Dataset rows
○ ○ ○

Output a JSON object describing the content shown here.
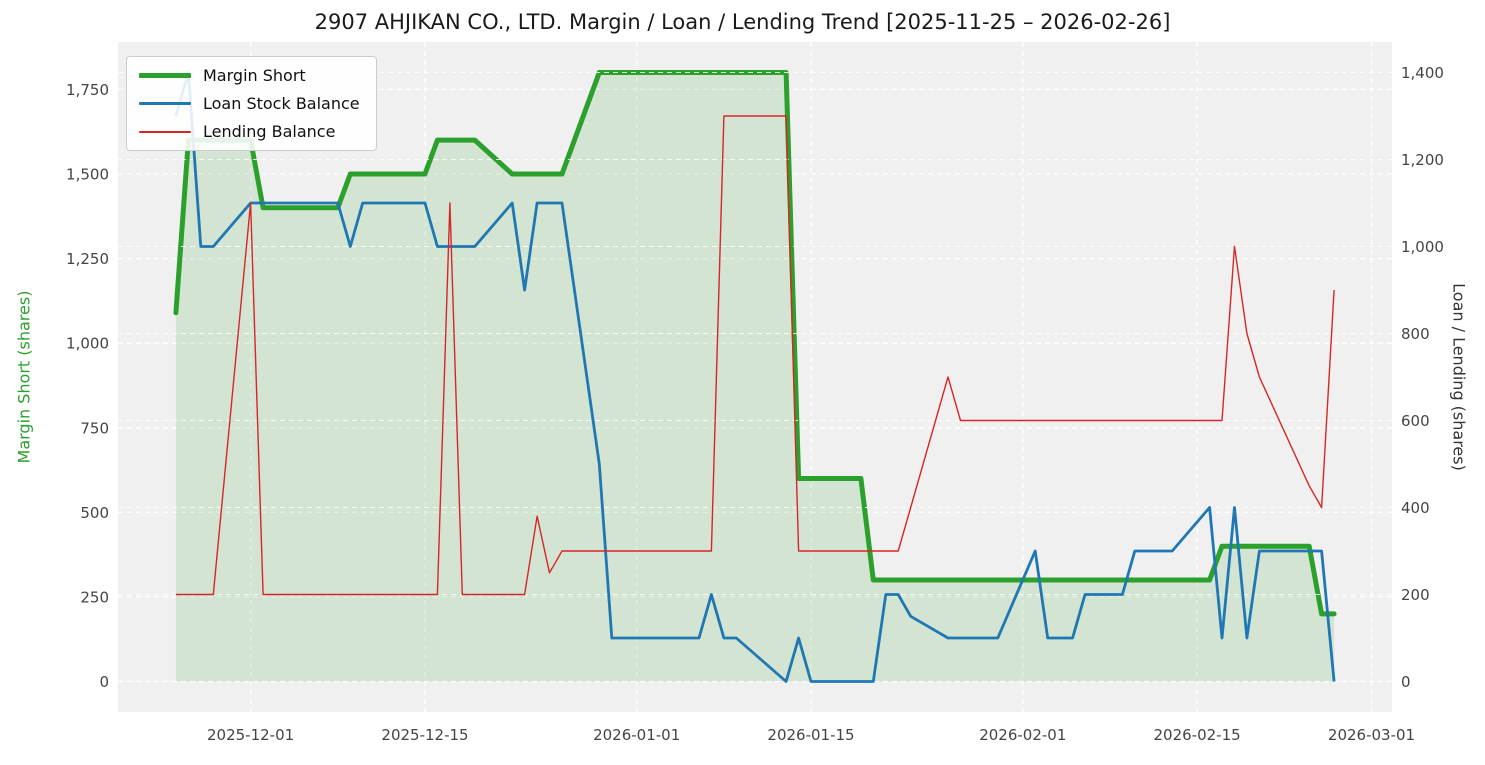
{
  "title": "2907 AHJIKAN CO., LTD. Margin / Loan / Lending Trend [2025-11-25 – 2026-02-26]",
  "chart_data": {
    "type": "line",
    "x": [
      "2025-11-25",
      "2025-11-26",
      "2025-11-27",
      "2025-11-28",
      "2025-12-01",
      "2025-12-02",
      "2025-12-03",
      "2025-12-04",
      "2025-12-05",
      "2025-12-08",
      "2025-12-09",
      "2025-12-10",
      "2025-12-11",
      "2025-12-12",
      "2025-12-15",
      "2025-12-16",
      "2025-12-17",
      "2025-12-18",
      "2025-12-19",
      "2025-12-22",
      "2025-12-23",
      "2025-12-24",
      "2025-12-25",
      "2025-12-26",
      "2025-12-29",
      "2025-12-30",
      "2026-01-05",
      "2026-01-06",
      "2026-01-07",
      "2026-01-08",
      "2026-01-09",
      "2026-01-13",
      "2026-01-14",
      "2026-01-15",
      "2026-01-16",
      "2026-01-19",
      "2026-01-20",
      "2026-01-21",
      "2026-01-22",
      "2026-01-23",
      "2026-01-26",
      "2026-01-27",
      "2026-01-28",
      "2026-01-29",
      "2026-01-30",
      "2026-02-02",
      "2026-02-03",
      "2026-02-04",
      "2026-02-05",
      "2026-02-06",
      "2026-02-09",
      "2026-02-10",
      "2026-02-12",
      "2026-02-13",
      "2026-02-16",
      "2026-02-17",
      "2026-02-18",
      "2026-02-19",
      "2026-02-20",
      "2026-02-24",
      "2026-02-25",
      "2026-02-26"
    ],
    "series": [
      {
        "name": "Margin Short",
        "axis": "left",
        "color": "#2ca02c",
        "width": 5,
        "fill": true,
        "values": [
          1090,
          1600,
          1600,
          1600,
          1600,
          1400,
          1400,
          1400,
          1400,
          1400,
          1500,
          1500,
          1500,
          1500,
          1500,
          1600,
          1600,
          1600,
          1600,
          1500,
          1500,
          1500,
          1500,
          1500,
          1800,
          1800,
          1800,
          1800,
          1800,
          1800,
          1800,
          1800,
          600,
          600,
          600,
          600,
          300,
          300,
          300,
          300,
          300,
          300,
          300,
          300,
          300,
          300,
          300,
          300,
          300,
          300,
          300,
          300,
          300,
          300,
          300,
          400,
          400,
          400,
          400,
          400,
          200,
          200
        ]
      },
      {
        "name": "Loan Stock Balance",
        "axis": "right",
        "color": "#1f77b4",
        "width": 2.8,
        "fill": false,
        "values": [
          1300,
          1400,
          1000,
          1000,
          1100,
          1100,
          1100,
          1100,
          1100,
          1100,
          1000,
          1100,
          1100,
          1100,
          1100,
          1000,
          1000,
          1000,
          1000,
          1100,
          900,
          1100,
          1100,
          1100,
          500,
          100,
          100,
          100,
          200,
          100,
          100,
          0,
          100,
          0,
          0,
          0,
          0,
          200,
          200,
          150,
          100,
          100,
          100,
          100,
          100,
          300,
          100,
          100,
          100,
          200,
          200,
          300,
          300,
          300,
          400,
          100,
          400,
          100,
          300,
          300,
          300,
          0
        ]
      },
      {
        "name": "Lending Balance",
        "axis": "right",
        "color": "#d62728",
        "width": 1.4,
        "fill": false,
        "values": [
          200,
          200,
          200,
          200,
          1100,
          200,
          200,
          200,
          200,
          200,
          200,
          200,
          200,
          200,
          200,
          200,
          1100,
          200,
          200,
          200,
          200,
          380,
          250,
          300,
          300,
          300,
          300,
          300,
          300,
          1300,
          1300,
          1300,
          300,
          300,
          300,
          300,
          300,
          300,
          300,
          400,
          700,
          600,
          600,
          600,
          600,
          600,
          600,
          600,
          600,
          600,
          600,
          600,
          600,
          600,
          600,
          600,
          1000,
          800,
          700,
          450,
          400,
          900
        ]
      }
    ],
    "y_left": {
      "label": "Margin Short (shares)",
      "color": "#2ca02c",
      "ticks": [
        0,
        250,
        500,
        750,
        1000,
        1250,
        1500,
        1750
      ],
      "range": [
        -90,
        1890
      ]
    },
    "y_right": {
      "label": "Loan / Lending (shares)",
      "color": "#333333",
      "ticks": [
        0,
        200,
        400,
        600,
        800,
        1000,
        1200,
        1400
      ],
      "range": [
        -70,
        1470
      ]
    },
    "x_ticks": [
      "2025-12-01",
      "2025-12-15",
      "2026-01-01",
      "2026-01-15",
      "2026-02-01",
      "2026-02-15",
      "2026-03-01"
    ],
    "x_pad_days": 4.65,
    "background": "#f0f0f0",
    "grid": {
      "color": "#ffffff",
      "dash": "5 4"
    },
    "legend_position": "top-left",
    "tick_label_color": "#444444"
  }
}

○ ○ ○

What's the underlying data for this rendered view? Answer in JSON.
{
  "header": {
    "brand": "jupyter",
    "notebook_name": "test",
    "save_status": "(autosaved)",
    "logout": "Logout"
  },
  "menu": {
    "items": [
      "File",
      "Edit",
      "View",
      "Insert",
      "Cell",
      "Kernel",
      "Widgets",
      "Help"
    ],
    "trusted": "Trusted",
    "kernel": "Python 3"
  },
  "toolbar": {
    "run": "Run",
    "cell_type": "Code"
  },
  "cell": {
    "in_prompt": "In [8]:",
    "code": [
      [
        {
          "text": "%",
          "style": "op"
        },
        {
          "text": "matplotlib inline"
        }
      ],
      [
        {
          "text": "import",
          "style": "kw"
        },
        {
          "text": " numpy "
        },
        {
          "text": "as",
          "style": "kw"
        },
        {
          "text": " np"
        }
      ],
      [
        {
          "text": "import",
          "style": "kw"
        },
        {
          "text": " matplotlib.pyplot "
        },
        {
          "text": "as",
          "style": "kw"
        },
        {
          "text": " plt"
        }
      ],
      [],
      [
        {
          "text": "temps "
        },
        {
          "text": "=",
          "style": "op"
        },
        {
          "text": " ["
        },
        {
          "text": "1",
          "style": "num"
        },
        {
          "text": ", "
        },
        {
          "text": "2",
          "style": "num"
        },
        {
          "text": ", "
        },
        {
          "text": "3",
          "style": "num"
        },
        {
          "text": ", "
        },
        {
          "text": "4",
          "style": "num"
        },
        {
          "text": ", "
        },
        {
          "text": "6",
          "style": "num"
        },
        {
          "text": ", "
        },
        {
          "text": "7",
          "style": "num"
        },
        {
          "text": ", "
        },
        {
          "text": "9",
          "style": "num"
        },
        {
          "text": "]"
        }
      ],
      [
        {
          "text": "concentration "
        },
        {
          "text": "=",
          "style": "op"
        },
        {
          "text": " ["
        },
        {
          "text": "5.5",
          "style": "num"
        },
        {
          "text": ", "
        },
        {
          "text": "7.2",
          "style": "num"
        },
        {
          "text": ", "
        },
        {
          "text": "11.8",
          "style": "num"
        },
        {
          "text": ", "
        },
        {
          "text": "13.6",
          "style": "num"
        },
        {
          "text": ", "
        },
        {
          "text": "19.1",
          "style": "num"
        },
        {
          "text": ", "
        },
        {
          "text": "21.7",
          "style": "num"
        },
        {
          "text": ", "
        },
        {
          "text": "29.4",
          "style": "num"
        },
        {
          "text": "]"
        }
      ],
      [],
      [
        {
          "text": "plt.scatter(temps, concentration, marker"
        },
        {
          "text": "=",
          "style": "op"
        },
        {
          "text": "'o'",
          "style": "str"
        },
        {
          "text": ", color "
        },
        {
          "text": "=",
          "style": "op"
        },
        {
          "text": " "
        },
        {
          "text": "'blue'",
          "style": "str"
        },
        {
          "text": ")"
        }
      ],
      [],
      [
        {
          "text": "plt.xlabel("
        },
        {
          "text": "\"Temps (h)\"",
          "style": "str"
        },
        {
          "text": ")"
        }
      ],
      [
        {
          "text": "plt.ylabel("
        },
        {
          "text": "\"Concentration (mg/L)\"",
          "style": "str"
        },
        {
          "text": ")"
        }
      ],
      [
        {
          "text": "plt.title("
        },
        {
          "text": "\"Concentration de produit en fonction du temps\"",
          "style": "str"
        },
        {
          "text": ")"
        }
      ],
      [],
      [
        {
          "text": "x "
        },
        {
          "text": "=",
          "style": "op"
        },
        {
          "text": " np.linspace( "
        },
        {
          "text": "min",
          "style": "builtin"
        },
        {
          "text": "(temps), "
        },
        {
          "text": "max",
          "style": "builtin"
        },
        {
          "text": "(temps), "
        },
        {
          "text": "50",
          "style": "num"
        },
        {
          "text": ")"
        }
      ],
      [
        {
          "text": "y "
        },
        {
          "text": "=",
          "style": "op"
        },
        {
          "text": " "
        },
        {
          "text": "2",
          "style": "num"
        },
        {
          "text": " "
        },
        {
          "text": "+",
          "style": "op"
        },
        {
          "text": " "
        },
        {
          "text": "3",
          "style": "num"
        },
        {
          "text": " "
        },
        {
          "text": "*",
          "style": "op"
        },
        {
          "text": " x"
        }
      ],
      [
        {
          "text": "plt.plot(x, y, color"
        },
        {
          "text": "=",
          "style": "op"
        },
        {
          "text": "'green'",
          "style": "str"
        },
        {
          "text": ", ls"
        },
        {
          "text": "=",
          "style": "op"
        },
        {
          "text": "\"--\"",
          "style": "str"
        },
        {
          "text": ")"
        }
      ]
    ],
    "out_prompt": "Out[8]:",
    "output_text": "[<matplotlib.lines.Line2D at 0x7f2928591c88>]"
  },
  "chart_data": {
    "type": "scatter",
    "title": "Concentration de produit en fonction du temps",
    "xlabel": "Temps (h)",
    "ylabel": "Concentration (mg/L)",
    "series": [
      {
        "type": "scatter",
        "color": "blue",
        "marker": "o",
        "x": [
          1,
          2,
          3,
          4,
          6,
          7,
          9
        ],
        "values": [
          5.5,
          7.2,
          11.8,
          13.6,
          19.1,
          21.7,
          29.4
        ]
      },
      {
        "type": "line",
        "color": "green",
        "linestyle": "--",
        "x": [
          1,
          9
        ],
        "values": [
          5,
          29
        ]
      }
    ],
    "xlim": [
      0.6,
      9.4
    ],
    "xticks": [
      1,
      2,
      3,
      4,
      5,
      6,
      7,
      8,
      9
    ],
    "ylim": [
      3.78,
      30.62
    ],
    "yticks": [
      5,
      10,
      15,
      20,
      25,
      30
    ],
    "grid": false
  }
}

○ ○ ○

Problem to work on
Scan the lines for the string "Balance". Pick out every line that has it.

Solution to this problem
        "name": "Loan Stock Balance",
        "name": "Lending Balance",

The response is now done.